[INSTRUCTION] Review the material and extract every line in which the word "screenshot" occurs.

[PROVIDED INFORMATION]

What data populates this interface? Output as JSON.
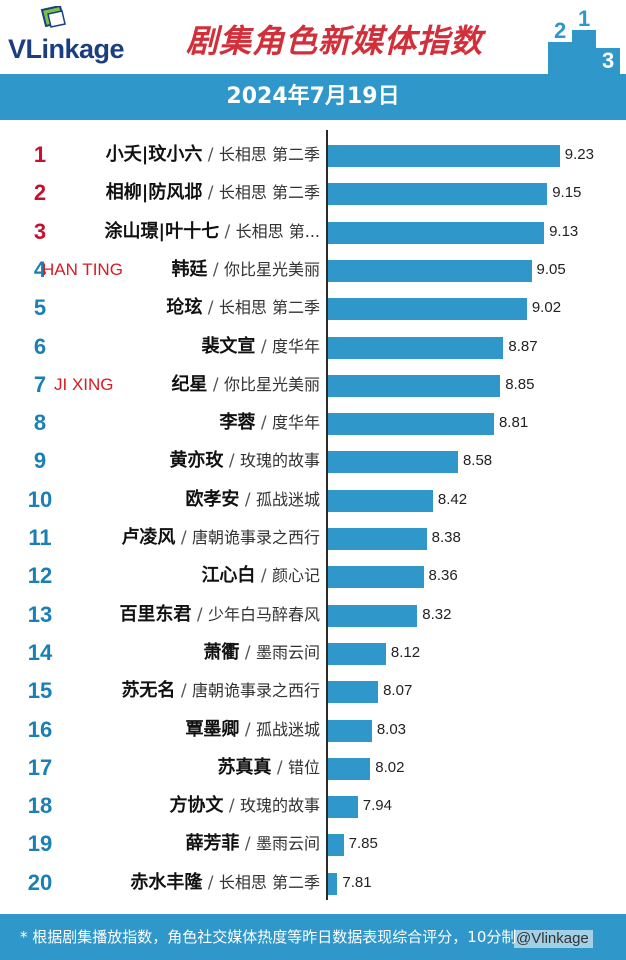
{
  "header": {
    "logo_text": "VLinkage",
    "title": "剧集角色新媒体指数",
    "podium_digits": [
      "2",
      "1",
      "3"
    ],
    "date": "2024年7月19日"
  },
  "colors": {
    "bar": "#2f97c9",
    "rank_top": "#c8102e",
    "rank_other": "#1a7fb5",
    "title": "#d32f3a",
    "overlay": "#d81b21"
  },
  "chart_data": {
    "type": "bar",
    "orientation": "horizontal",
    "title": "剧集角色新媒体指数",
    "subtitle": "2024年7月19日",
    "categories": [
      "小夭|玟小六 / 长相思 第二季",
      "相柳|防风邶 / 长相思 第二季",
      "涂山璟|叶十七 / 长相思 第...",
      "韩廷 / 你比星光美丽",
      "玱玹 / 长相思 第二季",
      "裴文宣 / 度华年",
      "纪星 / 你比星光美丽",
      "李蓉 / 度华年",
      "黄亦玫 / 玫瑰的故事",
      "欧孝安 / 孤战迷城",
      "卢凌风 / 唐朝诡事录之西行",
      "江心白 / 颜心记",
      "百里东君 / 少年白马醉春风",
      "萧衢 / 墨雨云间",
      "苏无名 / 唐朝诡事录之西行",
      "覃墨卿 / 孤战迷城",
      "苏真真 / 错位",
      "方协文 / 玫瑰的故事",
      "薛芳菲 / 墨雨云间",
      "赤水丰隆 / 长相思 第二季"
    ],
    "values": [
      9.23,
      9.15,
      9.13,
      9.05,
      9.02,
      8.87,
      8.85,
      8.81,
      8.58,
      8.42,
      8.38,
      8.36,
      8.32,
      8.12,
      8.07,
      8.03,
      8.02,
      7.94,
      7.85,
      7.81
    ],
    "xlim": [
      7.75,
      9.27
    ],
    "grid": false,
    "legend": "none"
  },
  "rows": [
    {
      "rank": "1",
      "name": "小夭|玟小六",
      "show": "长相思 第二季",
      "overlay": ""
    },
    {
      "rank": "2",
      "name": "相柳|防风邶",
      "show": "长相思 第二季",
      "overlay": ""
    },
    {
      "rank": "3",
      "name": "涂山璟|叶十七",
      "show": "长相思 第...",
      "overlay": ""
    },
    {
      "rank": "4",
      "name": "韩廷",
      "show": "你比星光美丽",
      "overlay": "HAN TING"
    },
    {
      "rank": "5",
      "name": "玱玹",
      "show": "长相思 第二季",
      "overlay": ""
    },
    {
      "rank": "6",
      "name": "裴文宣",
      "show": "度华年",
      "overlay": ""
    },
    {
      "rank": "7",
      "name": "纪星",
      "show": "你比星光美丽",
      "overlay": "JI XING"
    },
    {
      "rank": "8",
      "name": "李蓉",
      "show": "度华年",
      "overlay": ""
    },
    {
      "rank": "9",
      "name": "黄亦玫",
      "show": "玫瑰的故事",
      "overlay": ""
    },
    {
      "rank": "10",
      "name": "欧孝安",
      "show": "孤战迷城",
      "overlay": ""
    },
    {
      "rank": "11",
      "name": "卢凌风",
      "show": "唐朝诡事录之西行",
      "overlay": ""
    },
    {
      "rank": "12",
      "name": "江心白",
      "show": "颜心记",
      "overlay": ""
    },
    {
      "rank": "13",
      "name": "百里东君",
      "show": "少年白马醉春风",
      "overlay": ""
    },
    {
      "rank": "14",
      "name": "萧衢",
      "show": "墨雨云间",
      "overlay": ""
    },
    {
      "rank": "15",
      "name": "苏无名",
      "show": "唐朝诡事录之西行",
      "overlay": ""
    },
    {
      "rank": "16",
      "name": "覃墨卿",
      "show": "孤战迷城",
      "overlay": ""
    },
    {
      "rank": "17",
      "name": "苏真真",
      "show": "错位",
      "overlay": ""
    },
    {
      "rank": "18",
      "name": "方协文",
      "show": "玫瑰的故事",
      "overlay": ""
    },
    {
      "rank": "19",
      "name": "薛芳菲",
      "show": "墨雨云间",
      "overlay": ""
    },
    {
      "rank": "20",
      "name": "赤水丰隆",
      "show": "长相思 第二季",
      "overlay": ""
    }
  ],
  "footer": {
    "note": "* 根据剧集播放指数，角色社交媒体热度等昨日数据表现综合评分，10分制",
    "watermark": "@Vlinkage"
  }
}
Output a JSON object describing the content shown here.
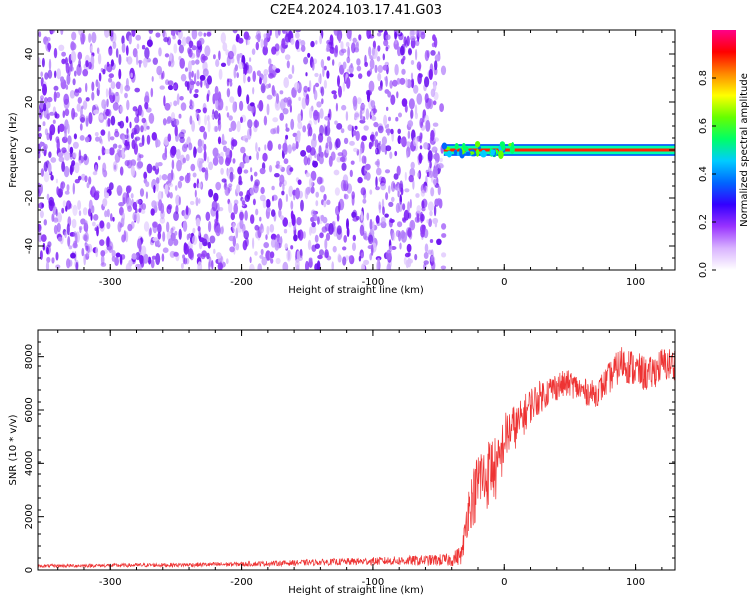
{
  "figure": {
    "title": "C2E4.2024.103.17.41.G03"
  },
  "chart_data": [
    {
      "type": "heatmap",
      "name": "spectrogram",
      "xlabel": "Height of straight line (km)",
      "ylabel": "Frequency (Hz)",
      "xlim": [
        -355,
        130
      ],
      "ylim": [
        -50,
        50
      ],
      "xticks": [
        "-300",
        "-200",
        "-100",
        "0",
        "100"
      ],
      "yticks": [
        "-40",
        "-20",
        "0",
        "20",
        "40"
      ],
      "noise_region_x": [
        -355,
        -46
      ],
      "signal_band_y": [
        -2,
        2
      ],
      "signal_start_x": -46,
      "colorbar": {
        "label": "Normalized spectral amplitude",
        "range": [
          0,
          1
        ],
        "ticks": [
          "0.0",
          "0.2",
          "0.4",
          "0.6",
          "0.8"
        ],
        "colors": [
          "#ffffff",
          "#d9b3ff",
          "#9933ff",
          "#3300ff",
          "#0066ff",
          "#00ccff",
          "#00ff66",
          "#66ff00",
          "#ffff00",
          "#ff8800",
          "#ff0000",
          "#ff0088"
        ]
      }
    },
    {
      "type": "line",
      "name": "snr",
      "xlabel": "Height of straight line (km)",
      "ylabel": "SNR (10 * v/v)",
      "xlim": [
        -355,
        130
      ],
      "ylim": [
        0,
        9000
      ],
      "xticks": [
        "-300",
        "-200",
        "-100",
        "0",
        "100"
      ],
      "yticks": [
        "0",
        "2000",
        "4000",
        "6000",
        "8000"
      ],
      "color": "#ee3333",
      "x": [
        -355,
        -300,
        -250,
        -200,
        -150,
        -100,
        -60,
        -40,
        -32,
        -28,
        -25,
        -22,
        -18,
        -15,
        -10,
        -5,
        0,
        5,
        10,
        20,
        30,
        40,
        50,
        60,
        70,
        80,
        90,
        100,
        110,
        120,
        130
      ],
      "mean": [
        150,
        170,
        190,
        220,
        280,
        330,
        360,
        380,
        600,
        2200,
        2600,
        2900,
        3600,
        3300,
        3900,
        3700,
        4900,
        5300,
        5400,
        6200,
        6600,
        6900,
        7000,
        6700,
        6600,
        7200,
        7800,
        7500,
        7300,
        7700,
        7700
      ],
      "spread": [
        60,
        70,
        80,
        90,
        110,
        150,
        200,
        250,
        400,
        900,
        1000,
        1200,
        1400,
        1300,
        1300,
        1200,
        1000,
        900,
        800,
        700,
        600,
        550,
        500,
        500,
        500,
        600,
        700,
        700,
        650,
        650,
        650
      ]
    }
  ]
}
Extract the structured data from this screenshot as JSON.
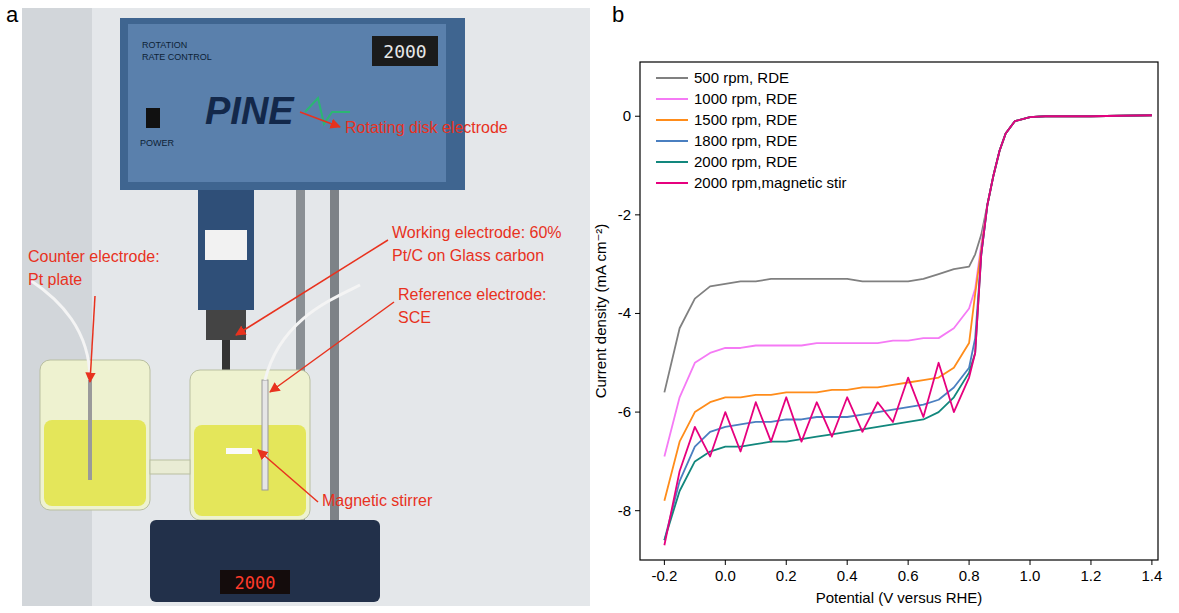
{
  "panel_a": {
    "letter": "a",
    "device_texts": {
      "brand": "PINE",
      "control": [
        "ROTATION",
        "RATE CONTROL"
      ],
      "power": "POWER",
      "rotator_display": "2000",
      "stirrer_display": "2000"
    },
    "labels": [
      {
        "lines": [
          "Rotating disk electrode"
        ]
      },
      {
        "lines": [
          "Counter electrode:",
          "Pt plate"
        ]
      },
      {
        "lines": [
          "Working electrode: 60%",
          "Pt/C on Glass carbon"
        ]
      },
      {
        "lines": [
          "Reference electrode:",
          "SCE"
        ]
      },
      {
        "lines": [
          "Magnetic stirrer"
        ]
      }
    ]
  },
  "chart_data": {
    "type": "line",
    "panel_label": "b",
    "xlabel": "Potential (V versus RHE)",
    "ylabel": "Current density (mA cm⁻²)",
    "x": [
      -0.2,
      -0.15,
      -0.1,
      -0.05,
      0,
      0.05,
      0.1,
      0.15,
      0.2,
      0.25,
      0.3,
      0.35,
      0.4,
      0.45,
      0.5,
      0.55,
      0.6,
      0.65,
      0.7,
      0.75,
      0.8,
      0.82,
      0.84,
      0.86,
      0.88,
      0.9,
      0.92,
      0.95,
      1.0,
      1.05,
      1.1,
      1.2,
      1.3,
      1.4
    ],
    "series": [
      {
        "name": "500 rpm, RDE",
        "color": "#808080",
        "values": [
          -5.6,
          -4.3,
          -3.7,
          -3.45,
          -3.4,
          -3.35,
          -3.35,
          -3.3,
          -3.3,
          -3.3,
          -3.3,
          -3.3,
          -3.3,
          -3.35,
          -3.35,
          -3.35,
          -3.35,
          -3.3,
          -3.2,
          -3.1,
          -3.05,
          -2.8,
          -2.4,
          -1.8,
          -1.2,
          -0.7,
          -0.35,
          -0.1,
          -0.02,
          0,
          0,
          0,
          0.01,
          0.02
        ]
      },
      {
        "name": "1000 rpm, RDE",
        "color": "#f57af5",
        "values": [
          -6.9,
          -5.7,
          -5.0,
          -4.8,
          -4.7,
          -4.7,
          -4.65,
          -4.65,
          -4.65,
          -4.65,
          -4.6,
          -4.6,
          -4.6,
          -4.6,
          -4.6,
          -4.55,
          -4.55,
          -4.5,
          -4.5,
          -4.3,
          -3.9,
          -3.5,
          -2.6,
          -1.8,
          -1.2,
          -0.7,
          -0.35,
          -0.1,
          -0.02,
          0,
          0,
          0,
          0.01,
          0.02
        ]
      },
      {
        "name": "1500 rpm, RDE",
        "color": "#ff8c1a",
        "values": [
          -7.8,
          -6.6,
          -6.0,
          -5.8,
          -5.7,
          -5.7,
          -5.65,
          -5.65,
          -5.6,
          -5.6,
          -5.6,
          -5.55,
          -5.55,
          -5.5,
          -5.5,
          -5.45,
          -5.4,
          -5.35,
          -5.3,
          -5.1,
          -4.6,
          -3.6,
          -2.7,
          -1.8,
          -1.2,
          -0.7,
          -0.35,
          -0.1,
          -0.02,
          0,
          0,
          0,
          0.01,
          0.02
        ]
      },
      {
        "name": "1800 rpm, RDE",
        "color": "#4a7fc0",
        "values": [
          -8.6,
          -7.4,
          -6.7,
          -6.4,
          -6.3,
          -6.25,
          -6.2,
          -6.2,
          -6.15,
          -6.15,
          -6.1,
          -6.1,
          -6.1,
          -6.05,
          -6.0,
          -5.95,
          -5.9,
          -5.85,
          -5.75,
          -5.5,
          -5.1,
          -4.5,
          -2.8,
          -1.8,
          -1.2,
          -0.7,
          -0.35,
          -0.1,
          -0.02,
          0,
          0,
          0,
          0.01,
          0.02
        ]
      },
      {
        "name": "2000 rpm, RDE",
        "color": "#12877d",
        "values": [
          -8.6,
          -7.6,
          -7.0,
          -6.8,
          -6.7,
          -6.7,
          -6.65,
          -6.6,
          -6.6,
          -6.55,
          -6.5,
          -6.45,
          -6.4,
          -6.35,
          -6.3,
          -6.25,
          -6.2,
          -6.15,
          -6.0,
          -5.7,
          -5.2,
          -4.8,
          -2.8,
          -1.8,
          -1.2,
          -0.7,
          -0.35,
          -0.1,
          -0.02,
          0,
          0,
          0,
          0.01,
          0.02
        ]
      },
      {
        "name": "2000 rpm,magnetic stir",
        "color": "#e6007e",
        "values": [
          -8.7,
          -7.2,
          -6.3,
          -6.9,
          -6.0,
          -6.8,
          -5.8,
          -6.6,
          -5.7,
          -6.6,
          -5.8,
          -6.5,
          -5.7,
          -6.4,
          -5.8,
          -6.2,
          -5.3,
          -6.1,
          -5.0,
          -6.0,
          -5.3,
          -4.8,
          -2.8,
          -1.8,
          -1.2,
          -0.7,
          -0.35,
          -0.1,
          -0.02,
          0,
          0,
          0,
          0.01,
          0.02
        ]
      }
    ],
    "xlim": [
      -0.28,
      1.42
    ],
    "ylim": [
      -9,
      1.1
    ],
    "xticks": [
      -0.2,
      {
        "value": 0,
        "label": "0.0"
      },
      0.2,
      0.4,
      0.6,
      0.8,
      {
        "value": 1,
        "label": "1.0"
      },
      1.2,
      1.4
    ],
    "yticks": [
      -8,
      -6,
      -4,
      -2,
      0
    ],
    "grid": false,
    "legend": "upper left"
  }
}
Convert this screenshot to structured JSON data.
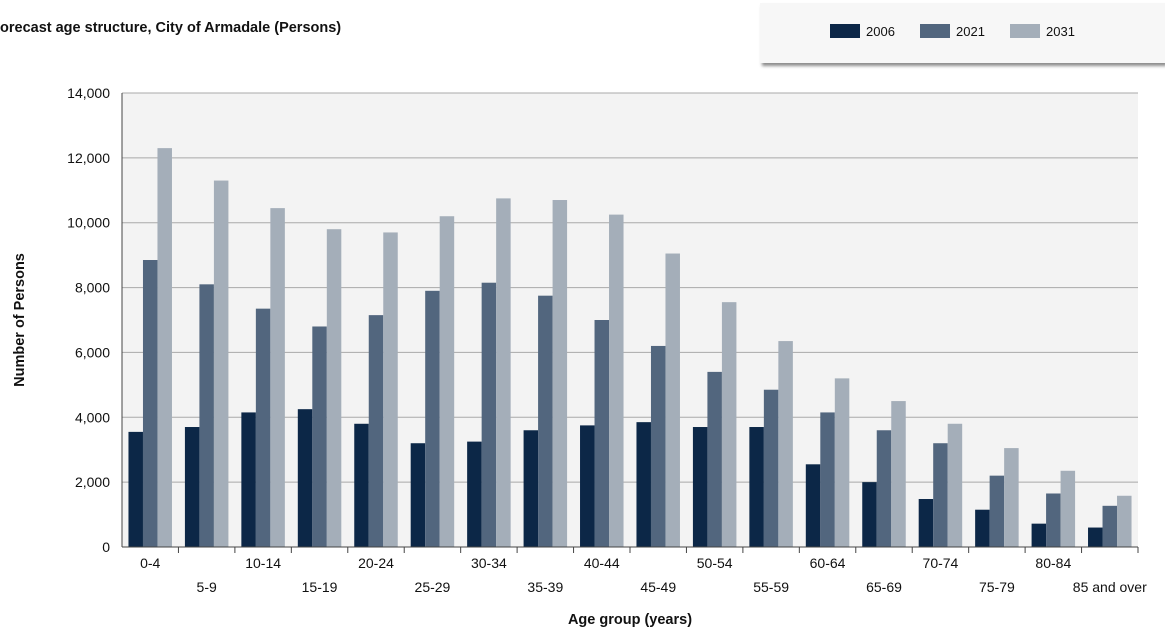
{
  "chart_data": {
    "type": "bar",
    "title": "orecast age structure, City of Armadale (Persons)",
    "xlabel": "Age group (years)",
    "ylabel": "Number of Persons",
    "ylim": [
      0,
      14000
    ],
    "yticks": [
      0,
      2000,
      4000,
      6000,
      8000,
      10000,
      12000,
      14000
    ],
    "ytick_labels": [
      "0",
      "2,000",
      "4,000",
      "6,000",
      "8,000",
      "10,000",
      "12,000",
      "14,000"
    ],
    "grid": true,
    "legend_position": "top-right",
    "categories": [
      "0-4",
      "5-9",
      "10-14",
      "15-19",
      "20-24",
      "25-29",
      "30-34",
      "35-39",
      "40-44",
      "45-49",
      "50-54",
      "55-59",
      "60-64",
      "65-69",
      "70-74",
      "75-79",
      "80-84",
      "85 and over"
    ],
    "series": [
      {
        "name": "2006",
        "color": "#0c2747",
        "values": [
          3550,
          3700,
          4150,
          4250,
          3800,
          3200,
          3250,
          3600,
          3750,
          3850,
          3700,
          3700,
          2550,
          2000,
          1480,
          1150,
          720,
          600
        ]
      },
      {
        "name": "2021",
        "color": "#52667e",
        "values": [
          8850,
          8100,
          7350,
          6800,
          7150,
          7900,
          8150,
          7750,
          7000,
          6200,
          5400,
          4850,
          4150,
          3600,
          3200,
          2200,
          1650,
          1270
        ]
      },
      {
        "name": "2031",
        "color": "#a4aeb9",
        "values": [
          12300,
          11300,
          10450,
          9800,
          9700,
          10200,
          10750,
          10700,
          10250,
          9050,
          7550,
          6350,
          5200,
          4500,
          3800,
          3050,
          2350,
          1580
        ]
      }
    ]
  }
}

[SOLUTION TO THIS PROBLEM]
Extract the structured data from this screenshot as JSON.
Convert this screenshot to structured JSON data.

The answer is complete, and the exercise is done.